PROBLEM STATEMENT >>
Extract the line that contains "Give me the" and every line after it to the end of the records below, exactly as written and nothing else.

MATERIAL SHOWN >>
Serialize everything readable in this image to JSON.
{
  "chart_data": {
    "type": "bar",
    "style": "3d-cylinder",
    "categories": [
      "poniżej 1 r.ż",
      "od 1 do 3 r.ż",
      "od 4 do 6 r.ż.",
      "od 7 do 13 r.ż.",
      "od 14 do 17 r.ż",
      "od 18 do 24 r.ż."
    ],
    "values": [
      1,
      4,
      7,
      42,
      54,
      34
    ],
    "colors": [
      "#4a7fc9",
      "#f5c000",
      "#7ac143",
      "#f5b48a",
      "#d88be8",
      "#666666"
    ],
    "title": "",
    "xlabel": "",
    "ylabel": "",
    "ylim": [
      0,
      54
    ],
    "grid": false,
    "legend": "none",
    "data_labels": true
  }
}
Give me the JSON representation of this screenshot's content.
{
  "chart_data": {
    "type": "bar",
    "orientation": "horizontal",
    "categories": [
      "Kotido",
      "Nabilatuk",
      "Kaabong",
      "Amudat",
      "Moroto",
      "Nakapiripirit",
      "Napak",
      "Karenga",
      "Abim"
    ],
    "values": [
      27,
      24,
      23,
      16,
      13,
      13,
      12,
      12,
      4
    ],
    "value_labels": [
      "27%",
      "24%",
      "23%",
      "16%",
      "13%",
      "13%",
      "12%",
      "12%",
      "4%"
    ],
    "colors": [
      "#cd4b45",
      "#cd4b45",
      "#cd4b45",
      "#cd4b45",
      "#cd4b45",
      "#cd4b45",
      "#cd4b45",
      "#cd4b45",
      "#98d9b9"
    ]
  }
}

WRITTEN REPLY >>
Give me the JSON representation of this screenshot's content.
{
  "chart_data": {
    "type": "bar",
    "orientation": "horizontal",
    "categories": [
      "Kotido",
      "Nabilatuk",
      "Kaabong",
      "Amudat",
      "Moroto",
      "Nakapiripirit",
      "Napak",
      "Karenga",
      "Abim"
    ],
    "values": [
      27,
      24,
      23,
      16,
      13,
      13,
      12,
      12,
      4
    ],
    "value_labels": [
      "27%",
      "24%",
      "23%",
      "16%",
      "13%",
      "13%",
      "12%",
      "12%",
      "4%"
    ],
    "colors": [
      "#cd4b45",
      "#cd4b45",
      "#cd4b45",
      "#cd4b45",
      "#cd4b45",
      "#cd4b45",
      "#cd4b45",
      "#cd4b45",
      "#98d9b9"
    ]
  }
}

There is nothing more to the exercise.